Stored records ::
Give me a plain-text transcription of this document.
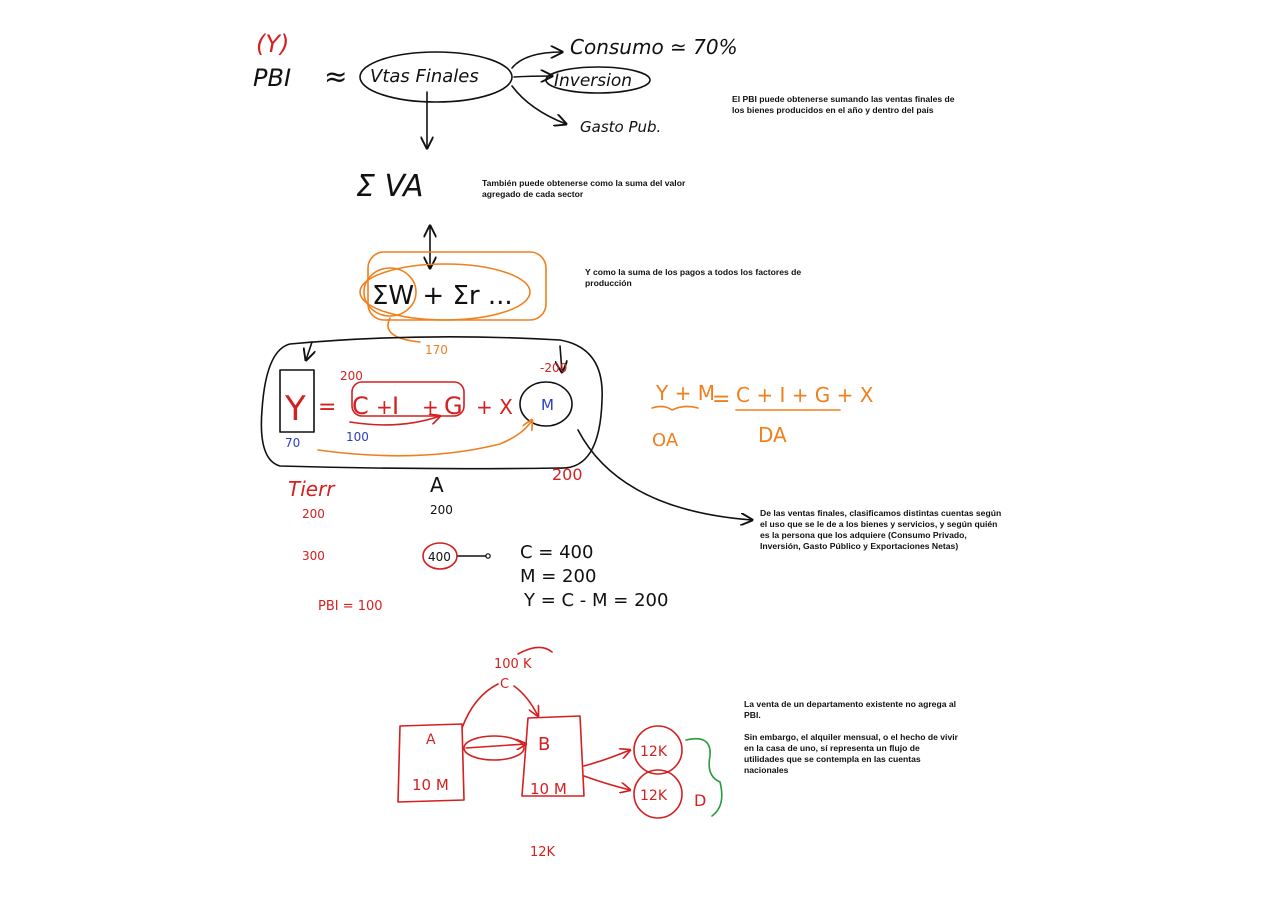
(Y)
PBI ≈ Vtas Finales
Consumo ≃ 70%
Inversion
Gasto Pub.
Σ VA
ΣW + Σr ...
170
Y =
200
C + I + G + X M
-200
100
70
Y + M
= C + I + G + X
OA	DA
Tierr
200
300
A
200
200
400	C = 400
M = 200
Y = C - M = 200
PBI = 100
100 K
C
A
10 M
B
10 M
12K
12K D
12K
El PBI puede obtenerse sumando las ventas finales de
los bienes producidos en el año y dentro del país
También puede obtenerse como la suma del valor
agregado de cada sector
Y como la suma de los pagos a todos los factores de
producción
De las ventas finales, clasificamos distintas cuentas según
el uso que se le de a los bienes y servicios, y según quién
es la persona que los adquiere (Consumo Privado,
Inversión, Gasto Público y Exportaciones Netas)
La venta de un departamento existente no agrega al
PBI.

Sin embargo, el alquiler mensual, o el hecho de vivir
en la casa de uno, sí representa un flujo de
utilidades que se contempla en las cuentas
nacionales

Problem requirements :: Search the records for the word "Consumo", then list every line that has it.

Answer for this exercise ::
Consumo ≃ 70%
es la persona que los adquiere (Consumo Privado,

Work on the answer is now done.